__Data provided__:
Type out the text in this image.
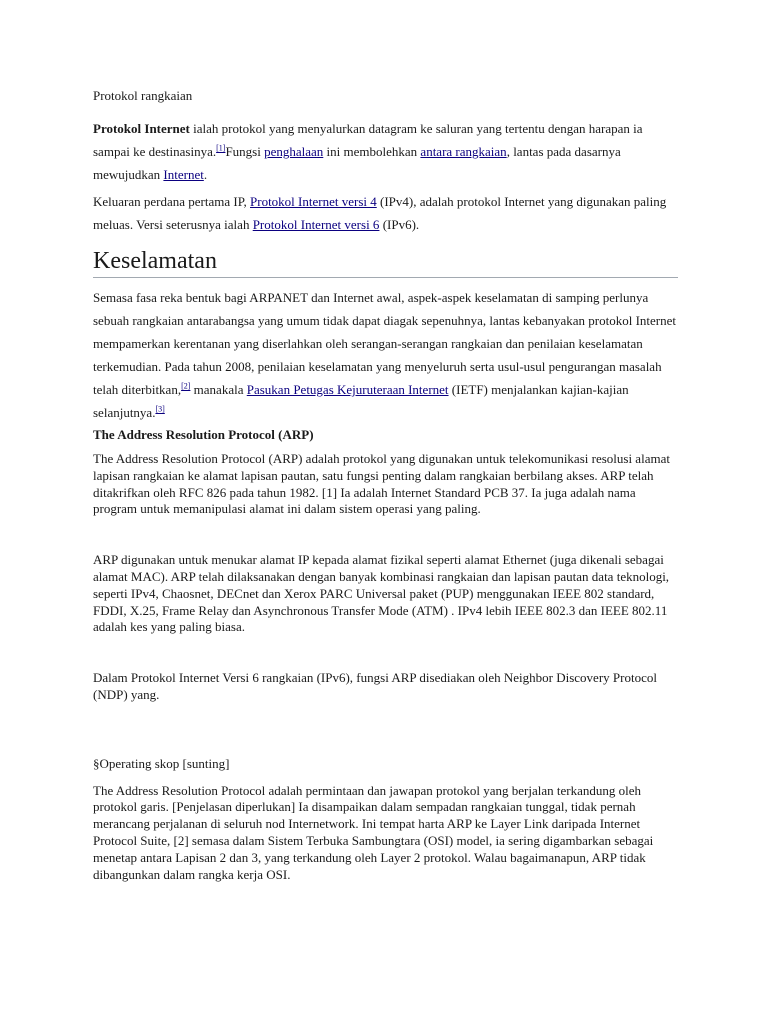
Protokol rangkaian

Protokol Internet ialah protokol yang menyalurkan datagram ke saluran yang tertentu dengan harapan ia sampai ke destinasinya.[1]Fungsi penghalaan ini membolehkan antara rangkaian, lantas pada dasarnya mewujudkan Internet.

Keluaran perdana pertama IP, Protokol Internet versi 4 (IPv4), adalah protokol Internet yang digunakan paling meluas. Versi seterusnya ialah Protokol Internet versi 6 (IPv6).

Keselamatan

Semasa fasa reka bentuk bagi ARPANET dan Internet awal, aspek-aspek keselamatan di samping perlunya sebuah rangkaian antarabangsa yang umum tidak dapat diagak sepenuhnya, lantas kebanyakan protokol Internet mempamerkan kerentanan yang diserlahkan oleh serangan-serangan rangkaian dan penilaian keselamatan terkemudian. Pada tahun 2008, penilaian keselamatan yang menyeluruh serta usul-usul pengurangan masalah telah diterbitkan,[2] manakala Pasukan Petugas Kejuruteraan Internet (IETF) menjalankan kajian-kajian selanjutnya.[3]

The Address Resolution Protocol (ARP)

The Address Resolution Protocol (ARP) adalah protokol yang digunakan untuk telekomunikasi resolusi alamat lapisan rangkaian ke alamat lapisan pautan, satu fungsi penting dalam rangkaian berbilang akses. ARP telah ditakrifkan oleh RFC 826 pada tahun 1982. [1] Ia adalah Internet Standard PCB 37. Ia juga adalah nama program untuk memanipulasi alamat ini dalam sistem operasi yang paling.

ARP digunakan untuk menukar alamat IP kepada alamat fizikal seperti alamat Ethernet (juga dikenali sebagai alamat MAC). ARP telah dilaksanakan dengan banyak kombinasi rangkaian dan lapisan pautan data teknologi, seperti IPv4, Chaosnet, DECnet dan Xerox PARC Universal paket (PUP) menggunakan IEEE 802 standard, FDDI, X.25, Frame Relay dan Asynchronous Transfer Mode (ATM) . IPv4 lebih IEEE 802.3 dan IEEE 802.11 adalah kes yang paling biasa.

Dalam Protokol Internet Versi 6 rangkaian (IPv6), fungsi ARP disediakan oleh Neighbor Discovery Protocol (NDP) yang.

§Operating skop [sunting]

The Address Resolution Protocol adalah permintaan dan jawapan protokol yang berjalan terkandung oleh protokol garis. [Penjelasan diperlukan] Ia disampaikan dalam sempadan rangkaian tunggal, tidak pernah merancang perjalanan di seluruh nod Internetwork. Ini tempat harta ARP ke Layer Link daripada Internet Protocol Suite, [2] semasa dalam Sistem Terbuka Sambungtara (OSI) model, ia sering digambarkan sebagai menetap antara Lapisan 2 dan 3, yang terkandung oleh Layer 2 protokol. Walau bagaimanapun, ARP tidak dibangunkan dalam rangka kerja OSI.
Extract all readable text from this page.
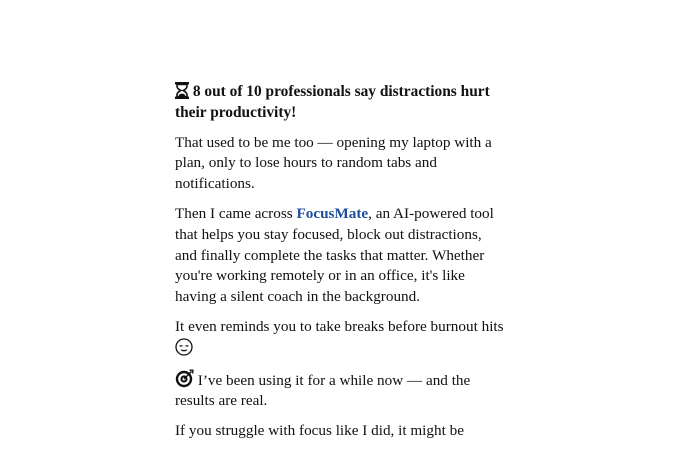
8 out of 10 professionals say distractions hurt their productivity!

That used to be me too — opening my laptop with a plan, only to lose hours to random tabs and notifications.

Then I came across FocusMate, an AI-powered tool that helps you stay focused, block out distractions, and finally complete the tasks that matter. Whether you're working remotely or in an office, it's like having a silent coach in the background.

It even reminds you to take breaks before burnout hits

I’ve been using it for a while now — and the results are real.

If you struggle with focus like I did, it might be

__The task__: Starting with the line that contains "Extract all readable text from this page.", reproduce every line down to the end of the listing above, both endpoints included. Pictures stay out.

__Solution to this exercise__:
Extract all readable text from this page.
8 out of 10 professionals say distractions hurt their productivity!

That used to be me too — opening my laptop with a plan, only to lose hours to random tabs and notifications.

Then I came across FocusMate, an AI-powered tool that helps you stay focused, block out distractions, and finally complete the tasks that matter. Whether you're working remotely or in an office, it's like having a silent coach in the background.

It even reminds you to take breaks before burnout hits

I’ve been using it for a while now — and the results are real.

If you struggle with focus like I did, it might be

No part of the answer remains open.